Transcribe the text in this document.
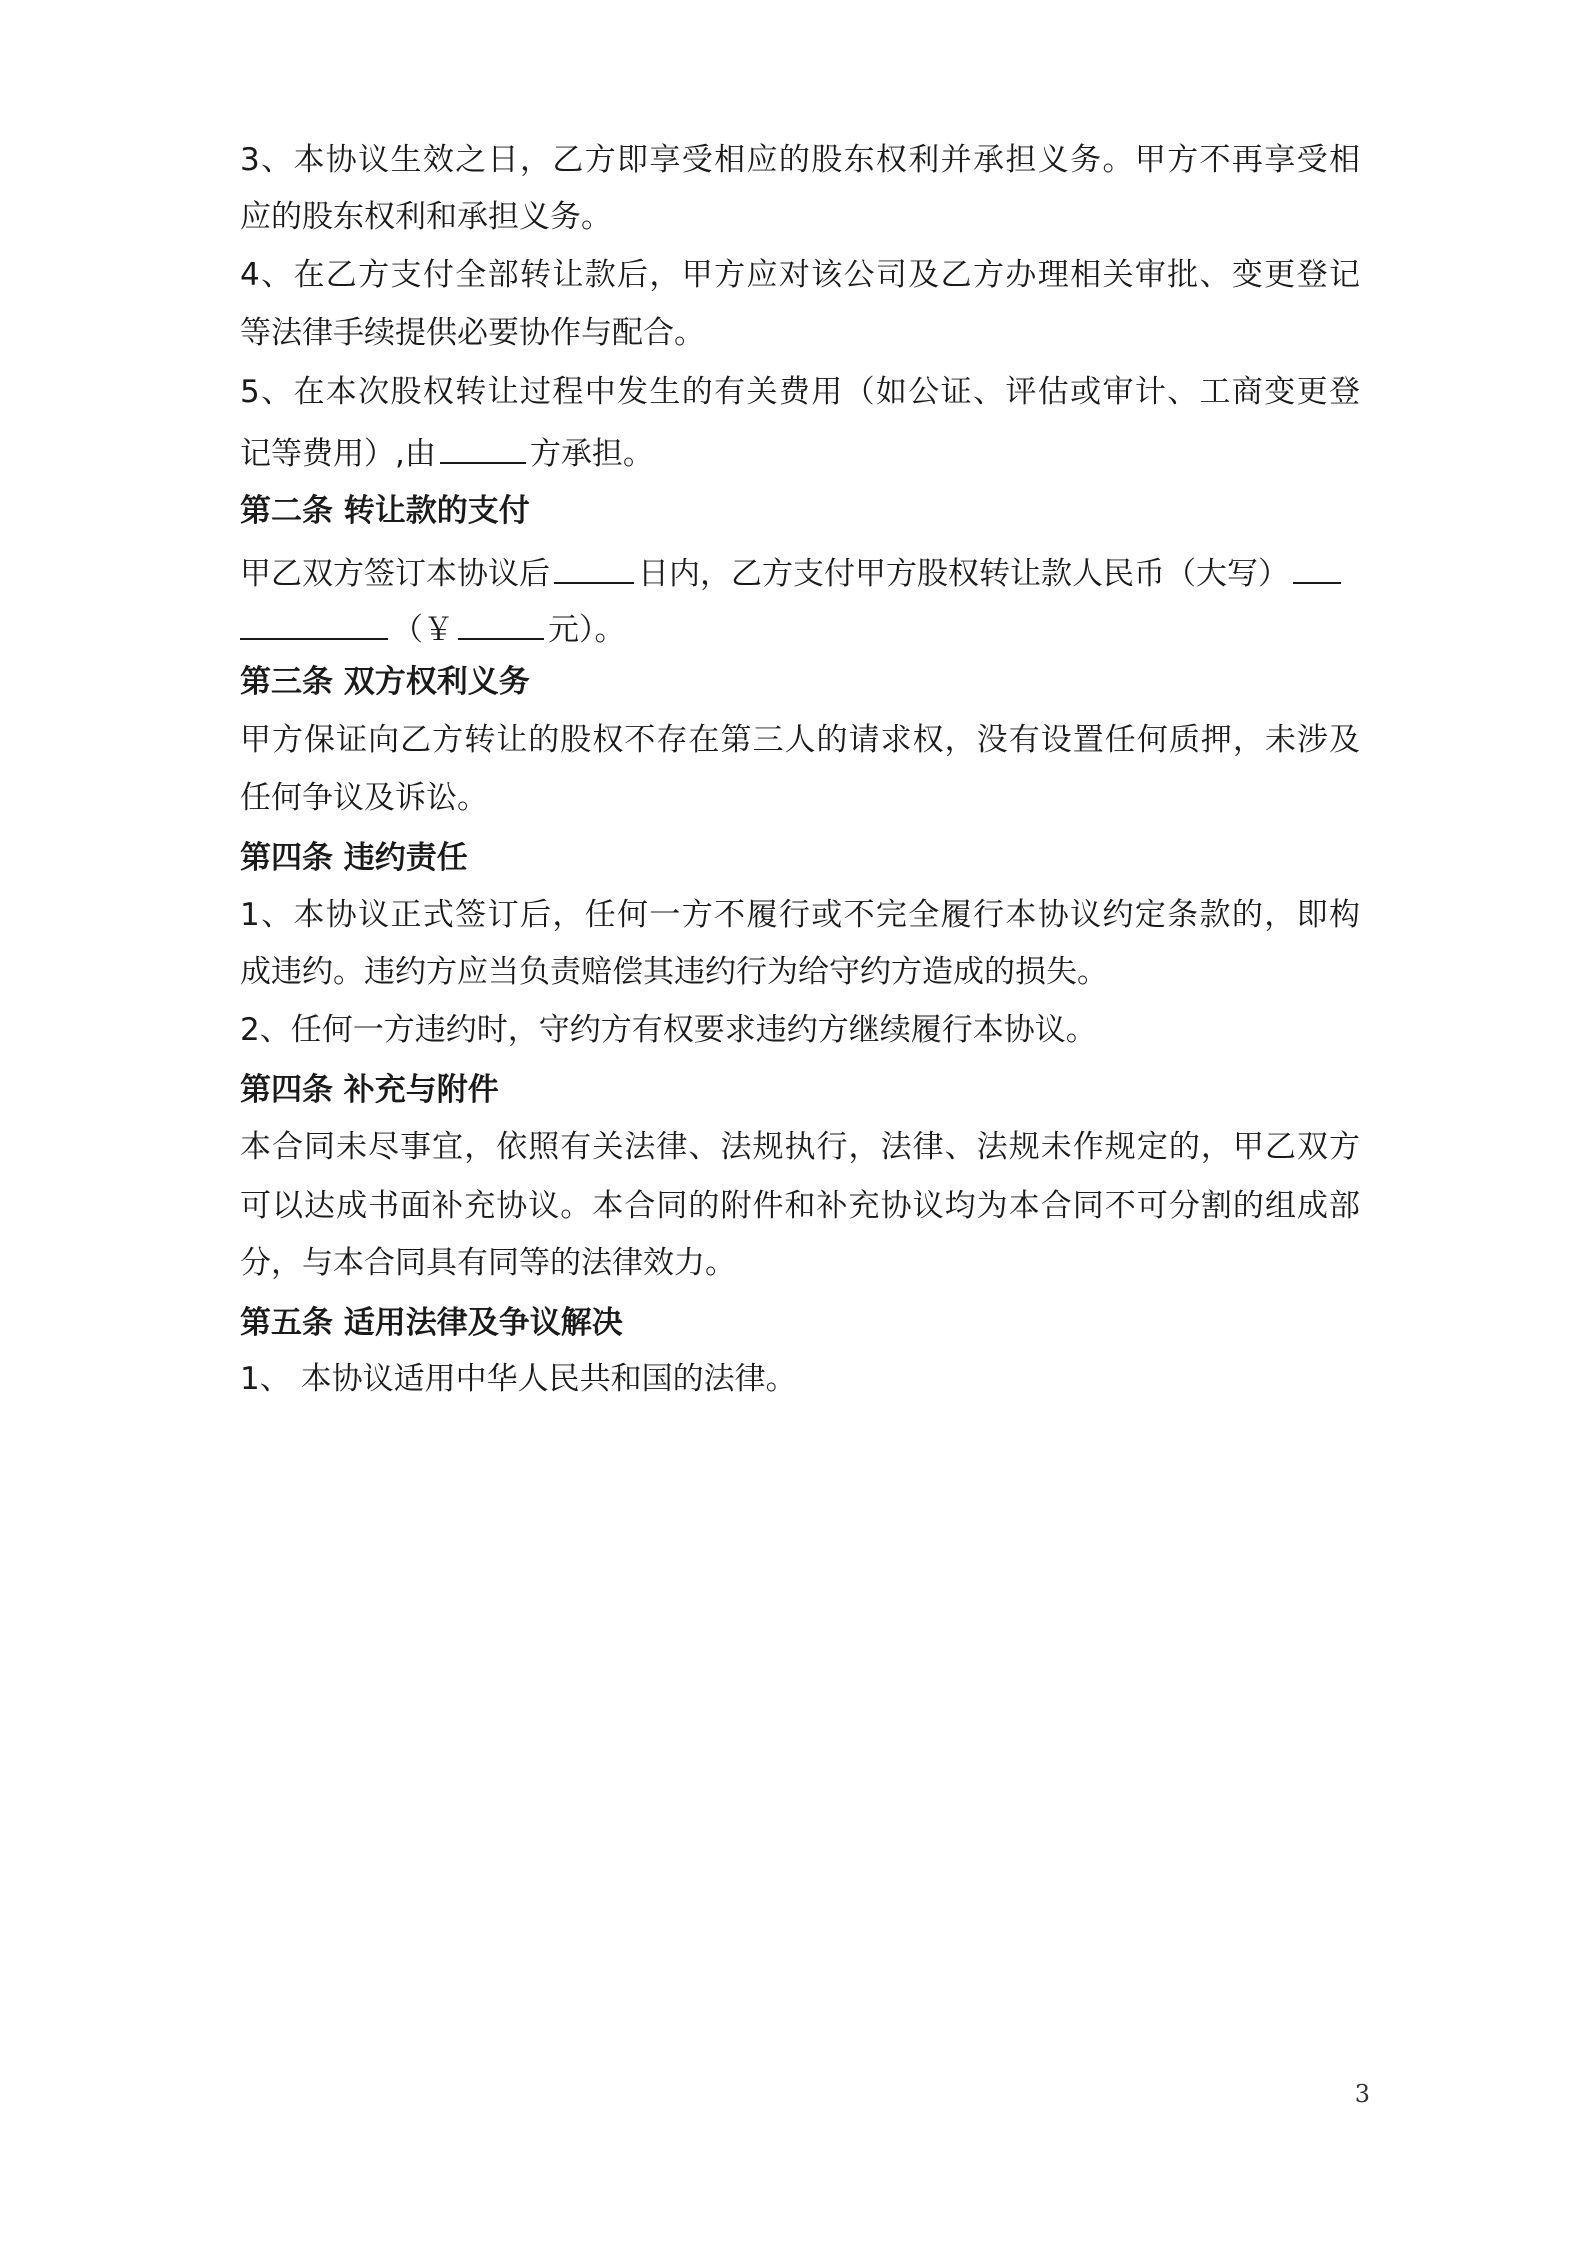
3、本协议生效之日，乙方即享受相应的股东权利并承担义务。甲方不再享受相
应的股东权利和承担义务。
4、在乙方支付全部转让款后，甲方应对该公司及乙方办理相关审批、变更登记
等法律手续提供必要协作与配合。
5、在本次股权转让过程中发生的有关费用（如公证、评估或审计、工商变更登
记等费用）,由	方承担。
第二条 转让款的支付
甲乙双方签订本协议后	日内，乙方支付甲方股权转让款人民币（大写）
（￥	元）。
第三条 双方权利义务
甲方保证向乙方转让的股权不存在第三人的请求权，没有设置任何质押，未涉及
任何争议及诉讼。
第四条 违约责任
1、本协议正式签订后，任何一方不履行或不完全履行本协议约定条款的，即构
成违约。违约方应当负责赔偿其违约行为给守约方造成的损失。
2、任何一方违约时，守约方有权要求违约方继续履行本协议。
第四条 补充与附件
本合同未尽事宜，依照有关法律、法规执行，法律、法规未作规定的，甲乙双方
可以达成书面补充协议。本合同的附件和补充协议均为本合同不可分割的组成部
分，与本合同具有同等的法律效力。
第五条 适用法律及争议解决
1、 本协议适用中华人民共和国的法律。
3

---*---

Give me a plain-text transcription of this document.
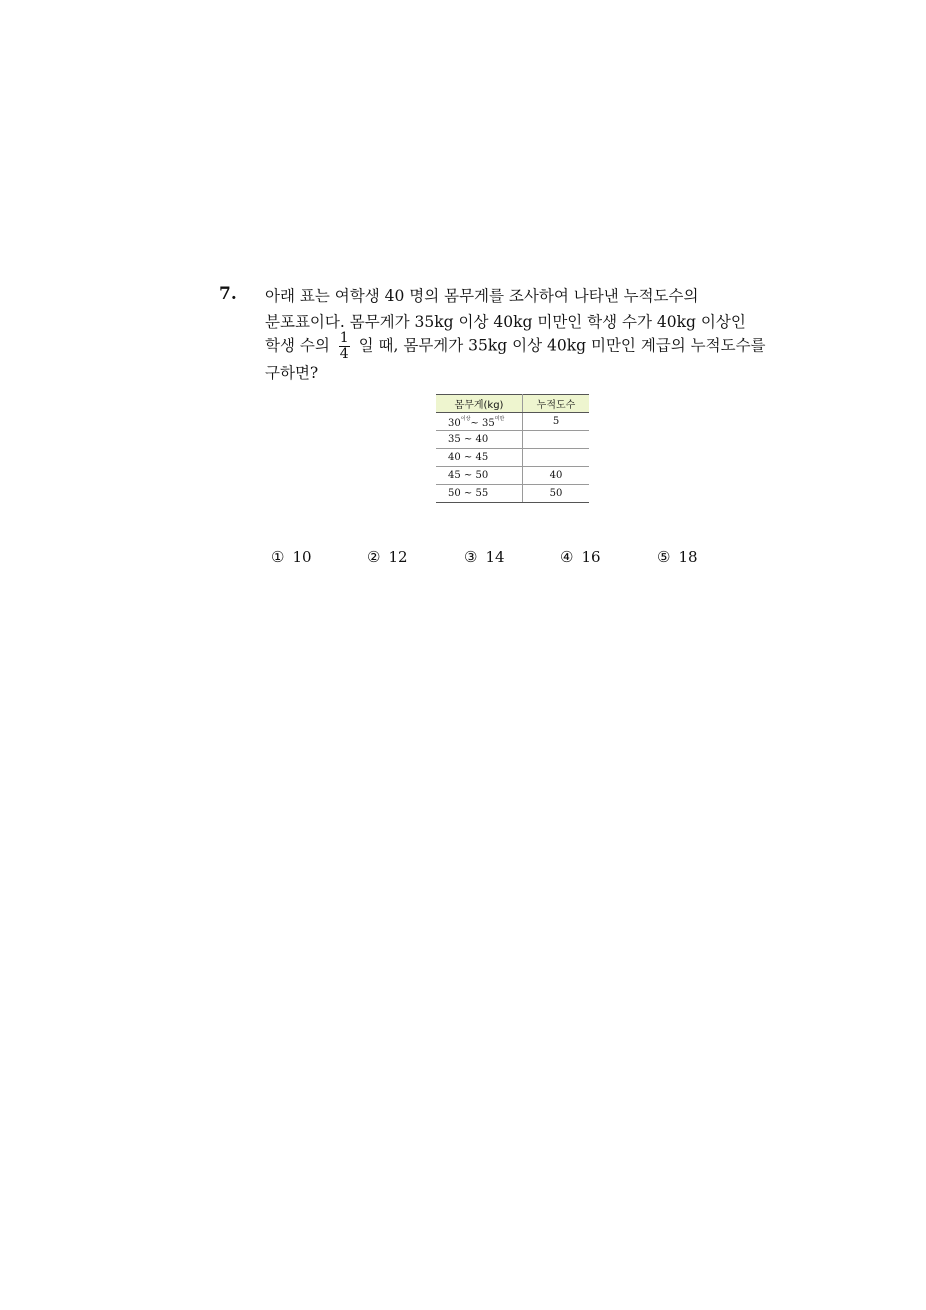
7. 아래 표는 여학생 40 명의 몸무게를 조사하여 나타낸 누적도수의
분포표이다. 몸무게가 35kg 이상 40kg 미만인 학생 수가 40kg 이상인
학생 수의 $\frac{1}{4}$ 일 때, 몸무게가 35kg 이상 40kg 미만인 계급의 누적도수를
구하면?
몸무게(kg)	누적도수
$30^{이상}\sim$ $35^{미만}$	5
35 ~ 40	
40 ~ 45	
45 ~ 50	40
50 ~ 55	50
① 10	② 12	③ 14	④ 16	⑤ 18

---*---

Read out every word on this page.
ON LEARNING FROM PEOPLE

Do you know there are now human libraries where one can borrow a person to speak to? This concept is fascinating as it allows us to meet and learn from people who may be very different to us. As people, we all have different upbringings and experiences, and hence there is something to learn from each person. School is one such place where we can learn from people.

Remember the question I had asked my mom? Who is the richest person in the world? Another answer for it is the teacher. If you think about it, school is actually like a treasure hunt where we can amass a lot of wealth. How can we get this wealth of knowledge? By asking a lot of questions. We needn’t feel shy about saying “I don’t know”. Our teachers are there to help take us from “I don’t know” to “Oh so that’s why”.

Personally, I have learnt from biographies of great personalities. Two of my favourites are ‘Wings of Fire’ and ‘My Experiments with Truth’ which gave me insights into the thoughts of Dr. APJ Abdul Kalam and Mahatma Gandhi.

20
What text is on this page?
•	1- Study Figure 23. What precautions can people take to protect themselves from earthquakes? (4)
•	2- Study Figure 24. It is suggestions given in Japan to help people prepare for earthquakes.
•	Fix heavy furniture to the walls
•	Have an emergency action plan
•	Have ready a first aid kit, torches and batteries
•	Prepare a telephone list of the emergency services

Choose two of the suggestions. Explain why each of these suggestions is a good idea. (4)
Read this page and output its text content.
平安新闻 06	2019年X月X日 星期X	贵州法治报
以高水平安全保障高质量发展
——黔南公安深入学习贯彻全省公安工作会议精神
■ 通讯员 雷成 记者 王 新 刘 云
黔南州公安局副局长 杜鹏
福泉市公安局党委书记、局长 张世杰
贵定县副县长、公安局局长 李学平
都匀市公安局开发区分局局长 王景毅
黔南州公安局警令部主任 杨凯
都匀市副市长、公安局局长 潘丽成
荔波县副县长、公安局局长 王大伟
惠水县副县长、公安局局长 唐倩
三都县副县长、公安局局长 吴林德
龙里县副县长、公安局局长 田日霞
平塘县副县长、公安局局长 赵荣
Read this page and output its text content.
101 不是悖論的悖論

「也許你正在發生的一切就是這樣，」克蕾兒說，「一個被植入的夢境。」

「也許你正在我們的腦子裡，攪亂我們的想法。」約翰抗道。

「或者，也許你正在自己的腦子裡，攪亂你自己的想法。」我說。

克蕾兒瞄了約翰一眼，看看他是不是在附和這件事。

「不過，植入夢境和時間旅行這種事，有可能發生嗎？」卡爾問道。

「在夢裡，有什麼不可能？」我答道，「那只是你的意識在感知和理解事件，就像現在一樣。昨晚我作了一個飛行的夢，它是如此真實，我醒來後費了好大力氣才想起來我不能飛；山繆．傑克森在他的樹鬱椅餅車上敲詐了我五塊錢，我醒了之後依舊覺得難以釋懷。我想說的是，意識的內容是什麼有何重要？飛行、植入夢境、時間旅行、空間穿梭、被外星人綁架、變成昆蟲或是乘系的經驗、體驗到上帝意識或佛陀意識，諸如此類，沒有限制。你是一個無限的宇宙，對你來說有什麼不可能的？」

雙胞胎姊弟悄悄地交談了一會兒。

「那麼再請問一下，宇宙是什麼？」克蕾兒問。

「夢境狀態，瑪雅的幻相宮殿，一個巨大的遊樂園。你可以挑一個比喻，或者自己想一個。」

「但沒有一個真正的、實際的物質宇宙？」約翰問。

---*---

■ **Task to carry out**:
Go through the lines above. Select every one that has the string "document".

■ **Reply to the exercise**:
Transcribe the text in this document.
Give me a plain-text transcription of this document.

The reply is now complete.